**WHAT IS NEEDED**
Skip the images and copy each record exactly as written.

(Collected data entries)

_ _ _ _ _

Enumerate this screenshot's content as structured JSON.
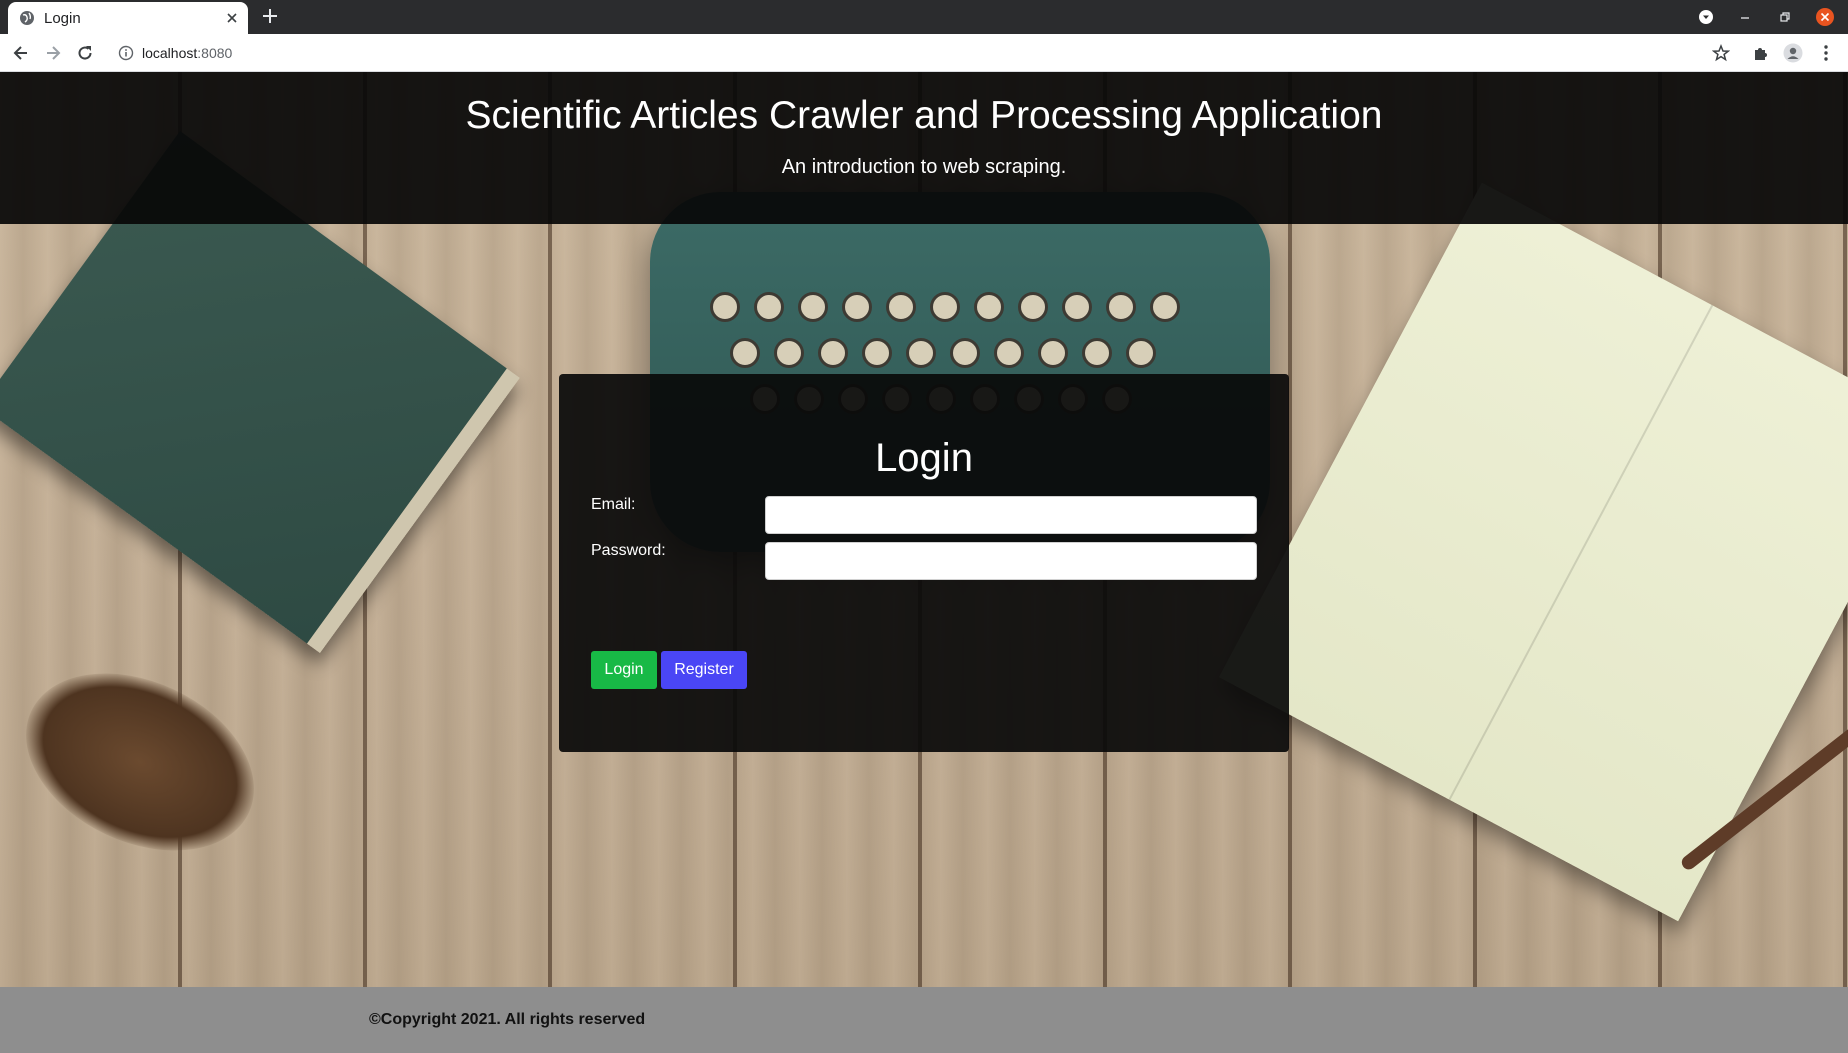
{
  "browser": {
    "tab_title": "Login",
    "url_host": "localhost",
    "url_port": ":8080",
    "icons": {
      "favicon": "globe-icon",
      "tab_close": "close-icon",
      "new_tab": "plus-icon",
      "back": "back-arrow-icon",
      "forward": "forward-arrow-icon",
      "reload": "reload-icon",
      "site_info": "info-icon",
      "bookmark": "star-icon",
      "extensions": "puzzle-icon",
      "profile": "profile-icon",
      "menu": "kebab-menu-icon",
      "tab_search": "tab-search-icon",
      "minimize": "minimize-icon",
      "restore": "restore-icon",
      "close_window": "close-window-icon"
    }
  },
  "header": {
    "title": "Scientific Articles Crawler and Processing Application",
    "subtitle": "An introduction to web scraping."
  },
  "login_form": {
    "title": "Login",
    "email_label": "Email:",
    "email_value": "",
    "password_label": "Password:",
    "password_value": "",
    "login_button": "Login",
    "register_button": "Register"
  },
  "footer": {
    "copyright": "©Copyright 2021. All rights reserved"
  },
  "colors": {
    "login_button": "#18b946",
    "register_button": "#4a46f5",
    "header_bg": "#080808",
    "footer_bg": "#8e8e8e"
  }
}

_ _ _ _ _

**OUTPUT**
Enumerate this screenshot's content as structured JSON.
{
  "browser": {
    "tab_title": "Login",
    "url_host": "localhost",
    "url_port": ":8080",
    "icons": {
      "favicon": "globe-icon",
      "tab_close": "close-icon",
      "new_tab": "plus-icon",
      "back": "back-arrow-icon",
      "forward": "forward-arrow-icon",
      "reload": "reload-icon",
      "site_info": "info-icon",
      "bookmark": "star-icon",
      "extensions": "puzzle-icon",
      "profile": "profile-icon",
      "menu": "kebab-menu-icon",
      "tab_search": "tab-search-icon",
      "minimize": "minimize-icon",
      "restore": "restore-icon",
      "close_window": "close-window-icon"
    }
  },
  "header": {
    "title": "Scientific Articles Crawler and Processing Application",
    "subtitle": "An introduction to web scraping."
  },
  "login_form": {
    "title": "Login",
    "email_label": "Email:",
    "email_value": "",
    "password_label": "Password:",
    "password_value": "",
    "login_button": "Login",
    "register_button": "Register"
  },
  "footer": {
    "copyright": "©Copyright 2021. All rights reserved"
  },
  "colors": {
    "login_button": "#18b946",
    "register_button": "#4a46f5",
    "header_bg": "#080808",
    "footer_bg": "#8e8e8e"
  }
}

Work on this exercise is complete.